══ Material provided ══

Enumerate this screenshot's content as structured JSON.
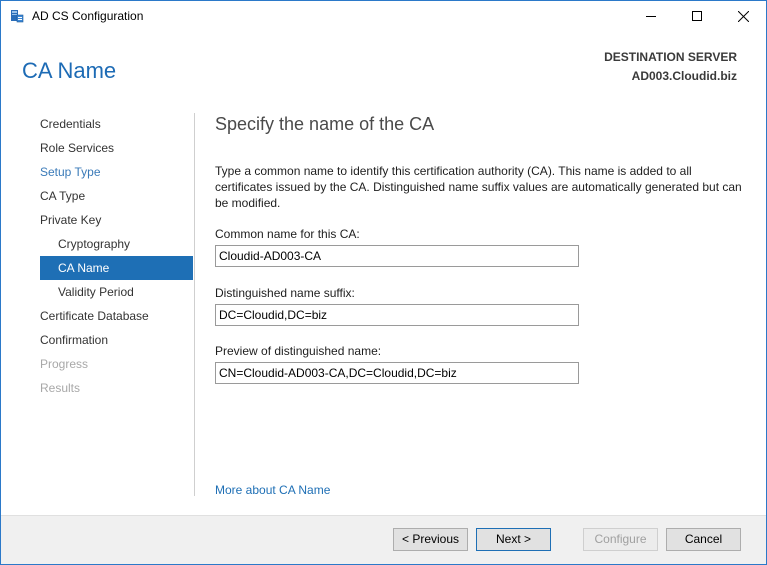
{
  "window": {
    "title": "AD CS Configuration",
    "icon": "server-config-icon"
  },
  "header": {
    "page_title": "CA Name",
    "destination_label": "DESTINATION SERVER",
    "destination_server": "AD003.Cloudid.biz"
  },
  "sidebar": {
    "items": [
      {
        "label": "Credentials",
        "state": "normal"
      },
      {
        "label": "Role Services",
        "state": "normal"
      },
      {
        "label": "Setup Type",
        "state": "link"
      },
      {
        "label": "CA Type",
        "state": "normal"
      },
      {
        "label": "Private Key",
        "state": "normal"
      },
      {
        "label": "Cryptography",
        "state": "normal",
        "sub": true
      },
      {
        "label": "CA Name",
        "state": "selected",
        "sub": true
      },
      {
        "label": "Validity Period",
        "state": "normal",
        "sub": true
      },
      {
        "label": "Certificate Database",
        "state": "normal"
      },
      {
        "label": "Confirmation",
        "state": "normal"
      },
      {
        "label": "Progress",
        "state": "disabled"
      },
      {
        "label": "Results",
        "state": "disabled"
      }
    ]
  },
  "main": {
    "section_title": "Specify the name of the CA",
    "description": "Type a common name to identify this certification authority (CA). This name is added to all certificates issued by the CA. Distinguished name suffix values are automatically generated but can be modified.",
    "common_name_label": "Common name for this CA:",
    "common_name_value": "Cloudid-AD003-CA",
    "dn_suffix_label": "Distinguished name suffix:",
    "dn_suffix_value": "DC=Cloudid,DC=biz",
    "preview_label": "Preview of distinguished name:",
    "preview_value": "CN=Cloudid-AD003-CA,DC=Cloudid,DC=biz",
    "more_link": "More about CA Name"
  },
  "footer": {
    "previous_label": "< Previous",
    "next_label": "Next >",
    "configure_label": "Configure",
    "cancel_label": "Cancel"
  },
  "colors": {
    "accent": "#1e6fb5",
    "title_blue": "#1d6bb5",
    "disabled_text": "#a8a8a8"
  }
}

═══

**Short problem**:
Quote the records above exactly, leaving out any pictures.

**Completed task**:
Enumerate this screenshot's content as structured JSON.
{
  "window": {
    "title": "AD CS Configuration",
    "icon": "server-config-icon"
  },
  "header": {
    "page_title": "CA Name",
    "destination_label": "DESTINATION SERVER",
    "destination_server": "AD003.Cloudid.biz"
  },
  "sidebar": {
    "items": [
      {
        "label": "Credentials",
        "state": "normal"
      },
      {
        "label": "Role Services",
        "state": "normal"
      },
      {
        "label": "Setup Type",
        "state": "link"
      },
      {
        "label": "CA Type",
        "state": "normal"
      },
      {
        "label": "Private Key",
        "state": "normal"
      },
      {
        "label": "Cryptography",
        "state": "normal",
        "sub": true
      },
      {
        "label": "CA Name",
        "state": "selected",
        "sub": true
      },
      {
        "label": "Validity Period",
        "state": "normal",
        "sub": true
      },
      {
        "label": "Certificate Database",
        "state": "normal"
      },
      {
        "label": "Confirmation",
        "state": "normal"
      },
      {
        "label": "Progress",
        "state": "disabled"
      },
      {
        "label": "Results",
        "state": "disabled"
      }
    ]
  },
  "main": {
    "section_title": "Specify the name of the CA",
    "description": "Type a common name to identify this certification authority (CA). This name is added to all certificates issued by the CA. Distinguished name suffix values are automatically generated but can be modified.",
    "common_name_label": "Common name for this CA:",
    "common_name_value": "Cloudid-AD003-CA",
    "dn_suffix_label": "Distinguished name suffix:",
    "dn_suffix_value": "DC=Cloudid,DC=biz",
    "preview_label": "Preview of distinguished name:",
    "preview_value": "CN=Cloudid-AD003-CA,DC=Cloudid,DC=biz",
    "more_link": "More about CA Name"
  },
  "footer": {
    "previous_label": "< Previous",
    "next_label": "Next >",
    "configure_label": "Configure",
    "cancel_label": "Cancel"
  },
  "colors": {
    "accent": "#1e6fb5",
    "title_blue": "#1d6bb5",
    "disabled_text": "#a8a8a8"
  }
}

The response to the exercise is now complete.